[begin Entries shown]

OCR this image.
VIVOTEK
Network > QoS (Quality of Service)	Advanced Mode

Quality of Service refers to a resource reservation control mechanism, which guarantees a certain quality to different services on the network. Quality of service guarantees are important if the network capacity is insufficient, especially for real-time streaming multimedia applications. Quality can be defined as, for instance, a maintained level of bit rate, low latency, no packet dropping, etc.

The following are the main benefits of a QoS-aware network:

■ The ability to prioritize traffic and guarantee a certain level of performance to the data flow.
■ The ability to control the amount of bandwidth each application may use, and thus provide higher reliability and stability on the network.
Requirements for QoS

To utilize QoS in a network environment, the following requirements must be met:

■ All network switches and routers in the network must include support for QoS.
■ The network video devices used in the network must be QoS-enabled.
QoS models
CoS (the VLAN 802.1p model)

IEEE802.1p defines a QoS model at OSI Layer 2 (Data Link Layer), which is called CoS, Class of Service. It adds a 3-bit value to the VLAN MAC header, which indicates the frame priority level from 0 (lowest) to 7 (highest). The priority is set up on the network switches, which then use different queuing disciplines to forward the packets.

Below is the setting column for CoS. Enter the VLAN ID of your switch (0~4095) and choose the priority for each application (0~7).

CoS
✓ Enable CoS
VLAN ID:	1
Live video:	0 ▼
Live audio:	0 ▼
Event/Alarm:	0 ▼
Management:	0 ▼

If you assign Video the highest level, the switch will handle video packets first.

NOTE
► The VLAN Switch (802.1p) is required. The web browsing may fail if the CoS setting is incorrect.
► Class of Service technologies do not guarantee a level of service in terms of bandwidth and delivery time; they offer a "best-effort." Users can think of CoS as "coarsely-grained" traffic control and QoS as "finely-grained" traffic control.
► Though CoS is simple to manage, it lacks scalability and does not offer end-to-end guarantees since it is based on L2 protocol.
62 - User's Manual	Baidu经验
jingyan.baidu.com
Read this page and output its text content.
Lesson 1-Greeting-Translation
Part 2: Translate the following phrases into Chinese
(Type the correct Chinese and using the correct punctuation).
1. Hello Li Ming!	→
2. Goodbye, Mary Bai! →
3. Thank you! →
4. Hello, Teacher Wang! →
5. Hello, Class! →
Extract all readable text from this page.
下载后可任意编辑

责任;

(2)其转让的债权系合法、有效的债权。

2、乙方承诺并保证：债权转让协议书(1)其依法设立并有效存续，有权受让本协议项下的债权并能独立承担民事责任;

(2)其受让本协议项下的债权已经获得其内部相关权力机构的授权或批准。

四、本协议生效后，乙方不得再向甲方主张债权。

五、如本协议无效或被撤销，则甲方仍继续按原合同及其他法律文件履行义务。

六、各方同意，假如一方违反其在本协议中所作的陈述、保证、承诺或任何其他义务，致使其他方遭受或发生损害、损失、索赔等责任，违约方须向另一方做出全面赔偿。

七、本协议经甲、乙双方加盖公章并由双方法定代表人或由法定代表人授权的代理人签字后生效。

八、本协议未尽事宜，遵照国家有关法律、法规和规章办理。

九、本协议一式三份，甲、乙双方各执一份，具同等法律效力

[end Entries shown]

- What to do -
Can you restate every record above word for word?

- Task result -
OCR this image.
VIVOTEK
Network > QoS (Quality of Service)	Advanced Mode

Quality of Service refers to a resource reservation control mechanism, which guarantees a certain quality to different services on the network. Quality of service guarantees are important if the network capacity is insufficient, especially for real-time streaming multimedia applications. Quality can be defined as, for instance, a maintained level of bit rate, low latency, no packet dropping, etc.

The following are the main benefits of a QoS-aware network:

■ The ability to prioritize traffic and guarantee a certain level of performance to the data flow.
■ The ability to control the amount of bandwidth each application may use, and thus provide higher reliability and stability on the network.
Requirements for QoS

To utilize QoS in a network environment, the following requirements must be met:

■ All network switches and routers in the network must include support for QoS.
■ The network video devices used in the network must be QoS-enabled.
QoS models
CoS (the VLAN 802.1p model)

IEEE802.1p defines a QoS model at OSI Layer 2 (Data Link Layer), which is called CoS, Class of Service. It adds a 3-bit value to the VLAN MAC header, which indicates the frame priority level from 0 (lowest) to 7 (highest). The priority is set up on the network switches, which then use different queuing disciplines to forward the packets.

Below is the setting column for CoS. Enter the VLAN ID of your switch (0~4095) and choose the priority for each application (0~7).

CoS
✓ Enable CoS
VLAN ID:	1
Live video:	0 ▼
Live audio:	0 ▼
Event/Alarm:	0 ▼
Management:	0 ▼

If you assign Video the highest level, the switch will handle video packets first.

NOTE
► The VLAN Switch (802.1p) is required. The web browsing may fail if the CoS setting is incorrect.
► Class of Service technologies do not guarantee a level of service in terms of bandwidth and delivery time; they offer a "best-effort." Users can think of CoS as "coarsely-grained" traffic control and QoS as "finely-grained" traffic control.
► Though CoS is simple to manage, it lacks scalability and does not offer end-to-end guarantees since it is based on L2 protocol.
62 - User's Manual	Baidu经验
jingyan.baidu.com
Read this page and output its text content.
Lesson 1-Greeting-Translation
Part 2: Translate the following phrases into Chinese
(Type the correct Chinese and using the correct punctuation).
1. Hello Li Ming!	→
2. Goodbye, Mary Bai! →
3. Thank you! →
4. Hello, Teacher Wang! →
5. Hello, Class! →
Extract all readable text from this page.
下载后可任意编辑

责任;

(2)其转让的债权系合法、有效的债权。

2、乙方承诺并保证：债权转让协议书(1)其依法设立并有效存续，有权受让本协议项下的债权并能独立承担民事责任;

(2)其受让本协议项下的债权已经获得其内部相关权力机构的授权或批准。

四、本协议生效后，乙方不得再向甲方主张债权。

五、如本协议无效或被撤销，则甲方仍继续按原合同及其他法律文件履行义务。

六、各方同意，假如一方违反其在本协议中所作的陈述、保证、承诺或任何其他义务，致使其他方遭受或发生损害、损失、索赔等责任，违约方须向另一方做出全面赔偿。

七、本协议经甲、乙双方加盖公章并由双方法定代表人或由法定代表人授权的代理人签字后生效。

八、本协议未尽事宜，遵照国家有关法律、法规和规章办理。

九、本协议一式三份，甲、乙双方各执一份，具同等法律效力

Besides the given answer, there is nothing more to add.